■ **EXERCISE OBJECTIVE**:
Repeat all the records exactly, omitting pictures.

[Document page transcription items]

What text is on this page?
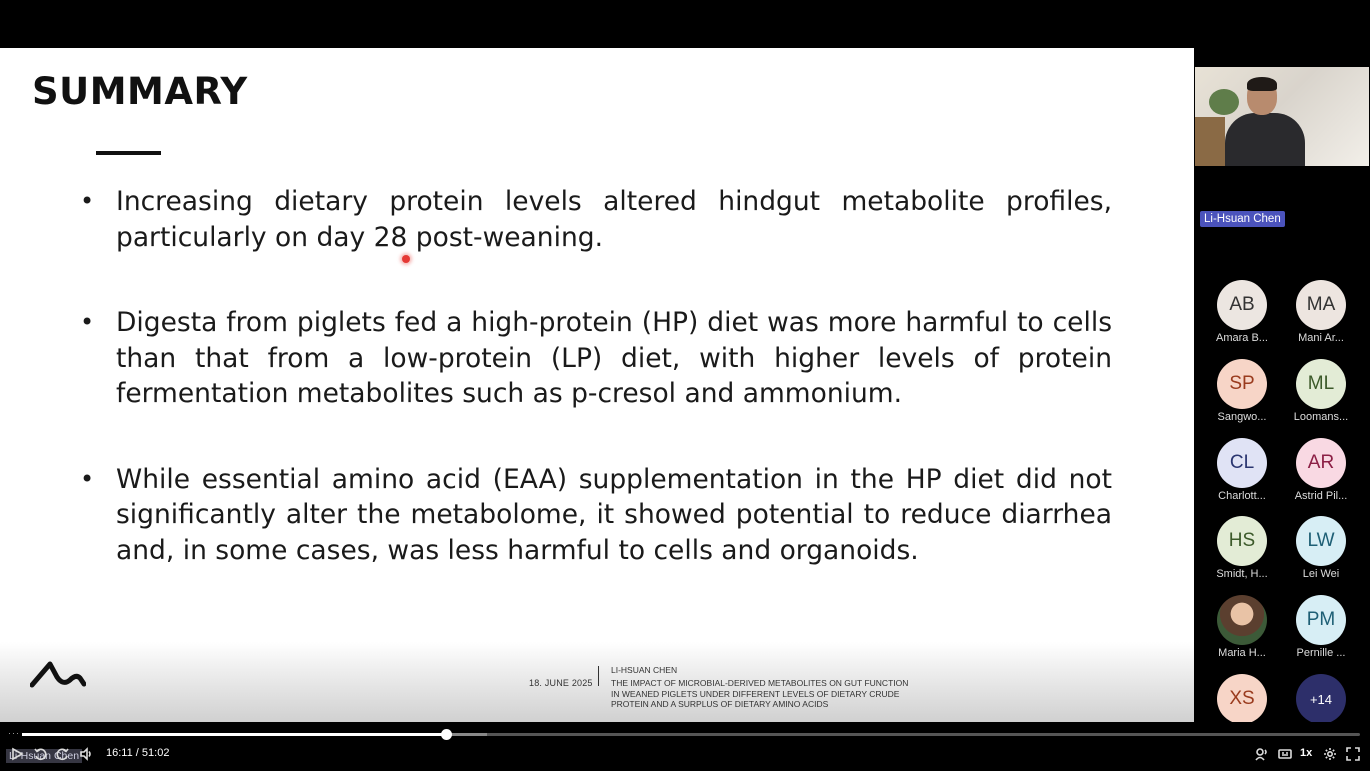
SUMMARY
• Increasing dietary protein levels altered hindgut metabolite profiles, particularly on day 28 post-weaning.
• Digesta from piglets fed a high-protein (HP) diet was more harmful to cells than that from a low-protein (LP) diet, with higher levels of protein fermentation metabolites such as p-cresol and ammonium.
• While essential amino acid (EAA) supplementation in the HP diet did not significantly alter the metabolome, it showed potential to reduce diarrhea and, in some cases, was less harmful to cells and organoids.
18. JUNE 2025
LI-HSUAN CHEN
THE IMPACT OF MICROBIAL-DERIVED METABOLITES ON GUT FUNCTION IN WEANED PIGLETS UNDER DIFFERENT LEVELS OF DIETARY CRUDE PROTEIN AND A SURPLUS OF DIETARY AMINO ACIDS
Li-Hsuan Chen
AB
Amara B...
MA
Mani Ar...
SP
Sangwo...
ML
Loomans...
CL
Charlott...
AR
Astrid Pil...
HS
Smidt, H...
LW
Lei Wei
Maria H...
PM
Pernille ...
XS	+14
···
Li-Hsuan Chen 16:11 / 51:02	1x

■ **ANSWER BOX**:
What text is on this page?
SUMMARY
• Increasing dietary protein levels altered hindgut metabolite profiles, particularly on day 28 post-weaning.
• Digesta from piglets fed a high-protein (HP) diet was more harmful to cells than that from a low-protein (LP) diet, with higher levels of protein fermentation metabolites such as p-cresol and ammonium.
• While essential amino acid (EAA) supplementation in the HP diet did not significantly alter the metabolome, it showed potential to reduce diarrhea and, in some cases, was less harmful to cells and organoids.
18. JUNE 2025
LI-HSUAN CHEN
THE IMPACT OF MICROBIAL-DERIVED METABOLITES ON GUT FUNCTION IN WEANED PIGLETS UNDER DIFFERENT LEVELS OF DIETARY CRUDE PROTEIN AND A SURPLUS OF DIETARY AMINO ACIDS
Li-Hsuan Chen
AB
Amara B...
MA
Mani Ar...
SP
Sangwo...
ML
Loomans...
CL
Charlott...
AR
Astrid Pil...
HS
Smidt, H...
LW
Lei Wei
Maria H...
PM
Pernille ...
XS	+14
···
Li-Hsuan Chen 16:11 / 51:02	1x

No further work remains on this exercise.